수행할 작업: 아래에 제시된 모든 항목의 각 줄을 한 글자도 바꾸지 말고 그대로 옮겨 적으십시오.

제공된 항목:

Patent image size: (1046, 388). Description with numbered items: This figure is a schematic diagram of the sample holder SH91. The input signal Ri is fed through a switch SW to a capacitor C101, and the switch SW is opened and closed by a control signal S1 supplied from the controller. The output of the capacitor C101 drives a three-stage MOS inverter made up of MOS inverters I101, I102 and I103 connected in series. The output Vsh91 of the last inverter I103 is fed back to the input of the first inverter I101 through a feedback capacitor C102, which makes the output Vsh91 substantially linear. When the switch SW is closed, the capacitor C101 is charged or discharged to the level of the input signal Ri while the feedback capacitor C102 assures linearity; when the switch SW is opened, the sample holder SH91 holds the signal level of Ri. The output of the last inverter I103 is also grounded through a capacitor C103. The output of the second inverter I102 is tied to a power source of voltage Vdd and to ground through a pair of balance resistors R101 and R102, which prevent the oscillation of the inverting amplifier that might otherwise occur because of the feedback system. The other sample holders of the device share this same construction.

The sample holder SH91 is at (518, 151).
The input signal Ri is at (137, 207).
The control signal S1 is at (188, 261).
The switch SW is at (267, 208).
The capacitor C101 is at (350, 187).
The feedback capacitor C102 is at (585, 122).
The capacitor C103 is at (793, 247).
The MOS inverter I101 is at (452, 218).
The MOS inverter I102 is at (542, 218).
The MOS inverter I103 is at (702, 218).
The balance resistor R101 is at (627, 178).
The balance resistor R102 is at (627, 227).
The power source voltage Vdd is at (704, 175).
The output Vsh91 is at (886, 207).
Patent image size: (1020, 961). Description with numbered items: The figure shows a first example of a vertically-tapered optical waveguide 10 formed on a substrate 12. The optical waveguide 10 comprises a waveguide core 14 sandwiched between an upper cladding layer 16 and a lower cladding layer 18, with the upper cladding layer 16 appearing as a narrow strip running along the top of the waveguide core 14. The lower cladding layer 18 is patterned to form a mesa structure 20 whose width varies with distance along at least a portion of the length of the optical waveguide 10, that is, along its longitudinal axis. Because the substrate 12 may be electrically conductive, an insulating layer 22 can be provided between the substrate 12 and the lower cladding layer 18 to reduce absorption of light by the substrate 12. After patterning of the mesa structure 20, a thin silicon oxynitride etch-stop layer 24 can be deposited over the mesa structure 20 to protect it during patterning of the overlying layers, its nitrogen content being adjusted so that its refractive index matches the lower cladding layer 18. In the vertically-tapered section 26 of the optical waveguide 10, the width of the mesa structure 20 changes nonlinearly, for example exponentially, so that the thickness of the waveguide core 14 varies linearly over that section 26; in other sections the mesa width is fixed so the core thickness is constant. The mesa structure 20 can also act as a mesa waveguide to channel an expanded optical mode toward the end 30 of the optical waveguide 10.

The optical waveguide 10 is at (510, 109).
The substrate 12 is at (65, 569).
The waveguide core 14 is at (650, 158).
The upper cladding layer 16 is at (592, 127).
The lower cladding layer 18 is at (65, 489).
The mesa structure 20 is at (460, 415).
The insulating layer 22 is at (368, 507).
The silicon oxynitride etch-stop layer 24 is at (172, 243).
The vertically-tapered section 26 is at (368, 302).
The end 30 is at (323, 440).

작업 결과:
Patent image size: (1046, 388). Description with numbered items: This figure is a schematic diagram of the sample holder SH91. The input signal Ri is fed through a switch SW to a capacitor C101, and the switch SW is opened and closed by a control signal S1 supplied from the controller. The output of the capacitor C101 drives a three-stage MOS inverter made up of MOS inverters I101, I102 and I103 connected in series. The output Vsh91 of the last inverter I103 is fed back to the input of the first inverter I101 through a feedback capacitor C102, which makes the output Vsh91 substantially linear. When the switch SW is closed, the capacitor C101 is charged or discharged to the level of the input signal Ri while the feedback capacitor C102 assures linearity; when the switch SW is opened, the sample holder SH91 holds the signal level of Ri. The output of the last inverter I103 is also grounded through a capacitor C103. The output of the second inverter I102 is tied to a power source of voltage Vdd and to ground through a pair of balance resistors R101 and R102, which prevent the oscillation of the inverting amplifier that might otherwise occur because of the feedback system. The other sample holders of the device share this same construction.

The sample holder SH91 is at (518, 151).
The input signal Ri is at (137, 207).
The control signal S1 is at (188, 261).
The switch SW is at (267, 208).
The capacitor C101 is at (350, 187).
The feedback capacitor C102 is at (585, 122).
The capacitor C103 is at (793, 247).
The MOS inverter I101 is at (452, 218).
The MOS inverter I102 is at (542, 218).
The MOS inverter I103 is at (702, 218).
The balance resistor R101 is at (627, 178).
The balance resistor R102 is at (627, 227).
The power source voltage Vdd is at (704, 175).
The output Vsh91 is at (886, 207).
Patent image size: (1020, 961). Description with numbered items: The figure shows a first example of a vertically-tapered optical waveguide 10 formed on a substrate 12. The optical waveguide 10 comprises a waveguide core 14 sandwiched between an upper cladding layer 16 and a lower cladding layer 18, with the upper cladding layer 16 appearing as a narrow strip running along the top of the waveguide core 14. The lower cladding layer 18 is patterned to form a mesa structure 20 whose width varies with distance along at least a portion of the length of the optical waveguide 10, that is, along its longitudinal axis. Because the substrate 12 may be electrically conductive, an insulating layer 22 can be provided between the substrate 12 and the lower cladding layer 18 to reduce absorption of light by the substrate 12. After patterning of the mesa structure 20, a thin silicon oxynitride etch-stop layer 24 can be deposited over the mesa structure 20 to protect it during patterning of the overlying layers, its nitrogen content being adjusted so that its refractive index matches the lower cladding layer 18. In the vertically-tapered section 26 of the optical waveguide 10, the width of the mesa structure 20 changes nonlinearly, for example exponentially, so that the thickness of the waveguide core 14 varies linearly over that section 26; in other sections the mesa width is fixed so the core thickness is constant. The mesa structure 20 can also act as a mesa waveguide to channel an expanded optical mode toward the end 30 of the optical waveguide 10.

The optical waveguide 10 is at (510, 109).
The substrate 12 is at (65, 569).
The waveguide core 14 is at (650, 158).
The upper cladding layer 16 is at (592, 127).
The lower cladding layer 18 is at (65, 489).
The mesa structure 20 is at (460, 415).
The insulating layer 22 is at (368, 507).
The silicon oxynitride etch-stop layer 24 is at (172, 243).
The vertically-tapered section 26 is at (368, 302).
The end 30 is at (323, 440).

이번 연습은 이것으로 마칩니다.